# TASK TO COMPLETE
Check every line below for the string "image", and copy the lines that contain it.

__________________________________________________

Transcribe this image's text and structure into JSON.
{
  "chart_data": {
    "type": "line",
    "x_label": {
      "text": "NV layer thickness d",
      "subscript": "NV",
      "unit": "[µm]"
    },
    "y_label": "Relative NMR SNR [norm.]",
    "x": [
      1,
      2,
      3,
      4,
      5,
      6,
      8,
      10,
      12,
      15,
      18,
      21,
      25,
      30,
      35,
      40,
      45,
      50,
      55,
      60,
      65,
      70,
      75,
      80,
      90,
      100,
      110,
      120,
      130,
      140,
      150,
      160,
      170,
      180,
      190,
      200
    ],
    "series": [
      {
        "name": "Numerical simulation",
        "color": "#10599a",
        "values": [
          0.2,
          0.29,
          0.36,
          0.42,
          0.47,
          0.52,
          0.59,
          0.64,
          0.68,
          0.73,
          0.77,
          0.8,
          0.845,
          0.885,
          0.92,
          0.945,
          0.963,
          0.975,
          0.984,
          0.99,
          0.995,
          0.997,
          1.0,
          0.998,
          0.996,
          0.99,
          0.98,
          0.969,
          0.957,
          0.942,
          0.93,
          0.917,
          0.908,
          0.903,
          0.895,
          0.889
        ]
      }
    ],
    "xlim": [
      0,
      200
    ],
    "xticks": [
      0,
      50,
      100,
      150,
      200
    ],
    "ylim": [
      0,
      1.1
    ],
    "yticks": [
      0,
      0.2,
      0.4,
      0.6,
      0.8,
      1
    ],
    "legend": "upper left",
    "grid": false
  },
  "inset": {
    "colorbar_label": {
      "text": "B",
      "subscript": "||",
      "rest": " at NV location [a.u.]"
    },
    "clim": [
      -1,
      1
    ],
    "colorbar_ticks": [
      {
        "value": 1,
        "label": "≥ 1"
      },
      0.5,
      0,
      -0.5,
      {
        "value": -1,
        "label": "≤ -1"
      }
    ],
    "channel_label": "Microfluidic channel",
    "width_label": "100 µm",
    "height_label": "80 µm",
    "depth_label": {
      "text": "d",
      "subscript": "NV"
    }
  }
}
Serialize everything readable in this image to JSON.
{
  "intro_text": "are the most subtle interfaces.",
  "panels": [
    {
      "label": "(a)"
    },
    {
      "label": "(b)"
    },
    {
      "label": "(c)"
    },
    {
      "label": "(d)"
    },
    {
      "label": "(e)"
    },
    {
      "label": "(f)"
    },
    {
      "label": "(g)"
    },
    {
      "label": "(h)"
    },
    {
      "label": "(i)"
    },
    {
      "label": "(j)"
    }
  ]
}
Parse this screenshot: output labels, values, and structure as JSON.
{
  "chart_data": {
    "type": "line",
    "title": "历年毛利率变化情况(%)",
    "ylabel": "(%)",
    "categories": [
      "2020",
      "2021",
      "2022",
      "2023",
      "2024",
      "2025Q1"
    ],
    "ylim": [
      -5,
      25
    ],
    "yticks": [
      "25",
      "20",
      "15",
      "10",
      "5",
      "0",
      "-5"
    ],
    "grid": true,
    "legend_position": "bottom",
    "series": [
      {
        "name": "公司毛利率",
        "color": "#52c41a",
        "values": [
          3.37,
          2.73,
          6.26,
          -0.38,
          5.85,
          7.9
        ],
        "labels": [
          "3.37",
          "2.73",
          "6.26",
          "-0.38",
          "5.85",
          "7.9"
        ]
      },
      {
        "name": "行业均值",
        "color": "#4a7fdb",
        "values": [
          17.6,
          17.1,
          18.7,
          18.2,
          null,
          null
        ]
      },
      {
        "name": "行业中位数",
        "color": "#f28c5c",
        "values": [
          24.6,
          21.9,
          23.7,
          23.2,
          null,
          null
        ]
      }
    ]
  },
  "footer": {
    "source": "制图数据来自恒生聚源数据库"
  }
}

__________________________________________________

# EXERCISE ANSWER
Transcribe this image's text and structure into JSON.
Serialize everything readable in this image to JSON.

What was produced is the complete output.